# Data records
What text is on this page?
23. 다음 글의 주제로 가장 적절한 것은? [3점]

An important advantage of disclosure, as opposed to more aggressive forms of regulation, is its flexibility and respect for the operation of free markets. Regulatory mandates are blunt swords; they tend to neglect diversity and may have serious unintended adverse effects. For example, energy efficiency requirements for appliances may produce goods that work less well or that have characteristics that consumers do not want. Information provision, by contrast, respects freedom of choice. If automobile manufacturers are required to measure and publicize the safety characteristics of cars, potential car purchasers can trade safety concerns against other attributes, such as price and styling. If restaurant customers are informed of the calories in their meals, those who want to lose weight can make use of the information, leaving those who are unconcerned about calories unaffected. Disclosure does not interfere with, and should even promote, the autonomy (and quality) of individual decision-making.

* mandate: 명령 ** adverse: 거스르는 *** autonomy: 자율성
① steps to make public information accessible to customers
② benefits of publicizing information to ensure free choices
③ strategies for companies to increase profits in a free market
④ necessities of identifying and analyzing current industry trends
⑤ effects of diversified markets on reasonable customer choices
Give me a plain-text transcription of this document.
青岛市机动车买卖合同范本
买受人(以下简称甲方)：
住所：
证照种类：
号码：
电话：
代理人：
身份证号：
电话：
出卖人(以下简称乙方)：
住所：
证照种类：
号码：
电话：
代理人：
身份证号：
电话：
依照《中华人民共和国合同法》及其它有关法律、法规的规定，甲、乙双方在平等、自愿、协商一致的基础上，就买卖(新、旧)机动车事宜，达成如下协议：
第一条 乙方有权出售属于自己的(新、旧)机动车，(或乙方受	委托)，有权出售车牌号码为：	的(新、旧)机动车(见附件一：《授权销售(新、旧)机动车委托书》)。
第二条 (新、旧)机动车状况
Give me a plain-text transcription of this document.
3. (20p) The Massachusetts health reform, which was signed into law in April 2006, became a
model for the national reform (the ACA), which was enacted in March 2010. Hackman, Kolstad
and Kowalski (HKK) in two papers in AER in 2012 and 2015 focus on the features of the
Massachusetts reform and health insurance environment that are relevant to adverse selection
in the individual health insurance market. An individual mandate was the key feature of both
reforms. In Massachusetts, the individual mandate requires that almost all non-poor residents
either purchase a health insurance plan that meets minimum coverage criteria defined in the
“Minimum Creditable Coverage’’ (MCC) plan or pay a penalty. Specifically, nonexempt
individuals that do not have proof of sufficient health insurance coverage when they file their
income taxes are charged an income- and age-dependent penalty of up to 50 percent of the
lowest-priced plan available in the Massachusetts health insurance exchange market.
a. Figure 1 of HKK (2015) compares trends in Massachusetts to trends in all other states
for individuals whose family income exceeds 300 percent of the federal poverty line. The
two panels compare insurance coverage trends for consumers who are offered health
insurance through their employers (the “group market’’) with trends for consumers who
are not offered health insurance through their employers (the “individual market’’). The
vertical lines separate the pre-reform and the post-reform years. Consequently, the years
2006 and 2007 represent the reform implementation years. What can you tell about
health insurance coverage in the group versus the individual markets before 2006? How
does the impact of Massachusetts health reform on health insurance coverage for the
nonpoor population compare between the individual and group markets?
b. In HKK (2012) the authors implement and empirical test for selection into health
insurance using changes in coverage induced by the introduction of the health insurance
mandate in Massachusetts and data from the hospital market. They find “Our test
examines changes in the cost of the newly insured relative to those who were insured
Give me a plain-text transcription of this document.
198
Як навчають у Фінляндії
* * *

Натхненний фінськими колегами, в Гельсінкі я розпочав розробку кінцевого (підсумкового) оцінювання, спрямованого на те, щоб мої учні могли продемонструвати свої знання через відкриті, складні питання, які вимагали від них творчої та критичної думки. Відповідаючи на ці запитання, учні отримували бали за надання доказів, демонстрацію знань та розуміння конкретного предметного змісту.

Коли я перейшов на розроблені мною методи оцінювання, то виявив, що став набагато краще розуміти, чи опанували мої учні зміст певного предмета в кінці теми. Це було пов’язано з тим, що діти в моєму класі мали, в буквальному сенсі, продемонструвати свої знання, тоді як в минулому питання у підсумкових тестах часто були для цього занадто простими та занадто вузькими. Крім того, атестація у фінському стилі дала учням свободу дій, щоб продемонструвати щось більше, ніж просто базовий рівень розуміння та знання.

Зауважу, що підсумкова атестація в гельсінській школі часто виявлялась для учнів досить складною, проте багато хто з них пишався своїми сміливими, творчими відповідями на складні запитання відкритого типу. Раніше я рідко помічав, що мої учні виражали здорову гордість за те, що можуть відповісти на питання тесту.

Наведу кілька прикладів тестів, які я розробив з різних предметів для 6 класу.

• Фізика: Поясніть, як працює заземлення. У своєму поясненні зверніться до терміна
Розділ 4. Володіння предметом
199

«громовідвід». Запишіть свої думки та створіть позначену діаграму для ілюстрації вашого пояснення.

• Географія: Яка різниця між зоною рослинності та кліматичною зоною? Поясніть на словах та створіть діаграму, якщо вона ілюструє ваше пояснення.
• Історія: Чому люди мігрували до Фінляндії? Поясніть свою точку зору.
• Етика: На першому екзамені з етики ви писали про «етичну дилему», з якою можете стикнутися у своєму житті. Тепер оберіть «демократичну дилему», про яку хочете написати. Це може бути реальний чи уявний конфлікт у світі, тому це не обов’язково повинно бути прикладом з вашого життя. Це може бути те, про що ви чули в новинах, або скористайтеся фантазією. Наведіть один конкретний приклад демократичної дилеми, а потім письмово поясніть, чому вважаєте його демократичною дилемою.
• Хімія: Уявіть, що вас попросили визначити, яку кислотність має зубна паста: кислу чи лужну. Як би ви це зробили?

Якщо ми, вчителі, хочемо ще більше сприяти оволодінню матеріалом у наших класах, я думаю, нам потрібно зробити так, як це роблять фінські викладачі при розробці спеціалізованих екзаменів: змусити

# Your goal
Every entry should be printed again exactly as written.

# Result below
What text is on this page?
23. 다음 글의 주제로 가장 적절한 것은? [3점]

An important advantage of disclosure, as opposed to more aggressive forms of regulation, is its flexibility and respect for the operation of free markets. Regulatory mandates are blunt swords; they tend to neglect diversity and may have serious unintended adverse effects. For example, energy efficiency requirements for appliances may produce goods that work less well or that have characteristics that consumers do not want. Information provision, by contrast, respects freedom of choice. If automobile manufacturers are required to measure and publicize the safety characteristics of cars, potential car purchasers can trade safety concerns against other attributes, such as price and styling. If restaurant customers are informed of the calories in their meals, those who want to lose weight can make use of the information, leaving those who are unconcerned about calories unaffected. Disclosure does not interfere with, and should even promote, the autonomy (and quality) of individual decision-making.

* mandate: 명령 ** adverse: 거스르는 *** autonomy: 자율성
① steps to make public information accessible to customers
② benefits of publicizing information to ensure free choices
③ strategies for companies to increase profits in a free market
④ necessities of identifying and analyzing current industry trends
⑤ effects of diversified markets on reasonable customer choices
Give me a plain-text transcription of this document.
青岛市机动车买卖合同范本
买受人(以下简称甲方)：
住所：
证照种类：
号码：
电话：
代理人：
身份证号：
电话：
出卖人(以下简称乙方)：
住所：
证照种类：
号码：
电话：
代理人：
身份证号：
电话：
依照《中华人民共和国合同法》及其它有关法律、法规的规定，甲、乙双方在平等、自愿、协商一致的基础上，就买卖(新、旧)机动车事宜，达成如下协议：
第一条 乙方有权出售属于自己的(新、旧)机动车，(或乙方受	委托)，有权出售车牌号码为：	的(新、旧)机动车(见附件一：《授权销售(新、旧)机动车委托书》)。
第二条 (新、旧)机动车状况
Give me a plain-text transcription of this document.
3. (20p) The Massachusetts health reform, which was signed into law in April 2006, became a
model for the national reform (the ACA), which was enacted in March 2010. Hackman, Kolstad
and Kowalski (HKK) in two papers in AER in 2012 and 2015 focus on the features of the
Massachusetts reform and health insurance environment that are relevant to adverse selection
in the individual health insurance market. An individual mandate was the key feature of both
reforms. In Massachusetts, the individual mandate requires that almost all non-poor residents
either purchase a health insurance plan that meets minimum coverage criteria defined in the
“Minimum Creditable Coverage’’ (MCC) plan or pay a penalty. Specifically, nonexempt
individuals that do not have proof of sufficient health insurance coverage when they file their
income taxes are charged an income- and age-dependent penalty of up to 50 percent of the
lowest-priced plan available in the Massachusetts health insurance exchange market.
a. Figure 1 of HKK (2015) compares trends in Massachusetts to trends in all other states
for individuals whose family income exceeds 300 percent of the federal poverty line. The
two panels compare insurance coverage trends for consumers who are offered health
insurance through their employers (the “group market’’) with trends for consumers who
are not offered health insurance through their employers (the “individual market’’). The
vertical lines separate the pre-reform and the post-reform years. Consequently, the years
2006 and 2007 represent the reform implementation years. What can you tell about
health insurance coverage in the group versus the individual markets before 2006? How
does the impact of Massachusetts health reform on health insurance coverage for the
nonpoor population compare between the individual and group markets?
b. In HKK (2012) the authors implement and empirical test for selection into health
insurance using changes in coverage induced by the introduction of the health insurance
mandate in Massachusetts and data from the hospital market. They find “Our test
examines changes in the cost of the newly insured relative to those who were insured
Give me a plain-text transcription of this document.
198
Як навчають у Фінляндії
* * *

Натхненний фінськими колегами, в Гельсінкі я розпочав розробку кінцевого (підсумкового) оцінювання, спрямованого на те, щоб мої учні могли продемонструвати свої знання через відкриті, складні питання, які вимагали від них творчої та критичної думки. Відповідаючи на ці запитання, учні отримували бали за надання доказів, демонстрацію знань та розуміння конкретного предметного змісту.

Коли я перейшов на розроблені мною методи оцінювання, то виявив, що став набагато краще розуміти, чи опанували мої учні зміст певного предмета в кінці теми. Це було пов’язано з тим, що діти в моєму класі мали, в буквальному сенсі, продемонструвати свої знання, тоді як в минулому питання у підсумкових тестах часто були для цього занадто простими та занадто вузькими. Крім того, атестація у фінському стилі дала учням свободу дій, щоб продемонструвати щось більше, ніж просто базовий рівень розуміння та знання.

Зауважу, що підсумкова атестація в гельсінській школі часто виявлялась для учнів досить складною, проте багато хто з них пишався своїми сміливими, творчими відповідями на складні запитання відкритого типу. Раніше я рідко помічав, що мої учні виражали здорову гордість за те, що можуть відповісти на питання тесту.

Наведу кілька прикладів тестів, які я розробив з різних предметів для 6 класу.

• Фізика: Поясніть, як працює заземлення. У своєму поясненні зверніться до терміна
Розділ 4. Володіння предметом
199

«громовідвід». Запишіть свої думки та створіть позначену діаграму для ілюстрації вашого пояснення.

• Географія: Яка різниця між зоною рослинності та кліматичною зоною? Поясніть на словах та створіть діаграму, якщо вона ілюструє ваше пояснення.
• Історія: Чому люди мігрували до Фінляндії? Поясніть свою точку зору.
• Етика: На першому екзамені з етики ви писали про «етичну дилему», з якою можете стикнутися у своєму житті. Тепер оберіть «демократичну дилему», про яку хочете написати. Це може бути реальний чи уявний конфлікт у світі, тому це не обов’язково повинно бути прикладом з вашого життя. Це може бути те, про що ви чули в новинах, або скористайтеся фантазією. Наведіть один конкретний приклад демократичної дилеми, а потім письмово поясніть, чому вважаєте його демократичною дилемою.
• Хімія: Уявіть, що вас попросили визначити, яку кислотність має зубна паста: кислу чи лужну. Як би ви це зробили?

Якщо ми, вчителі, хочемо ще більше сприяти оволодінню матеріалом у наших класах, я думаю, нам потрібно зробити так, як це роблять фінські викладачі при розробці спеціалізованих екзаменів: змусити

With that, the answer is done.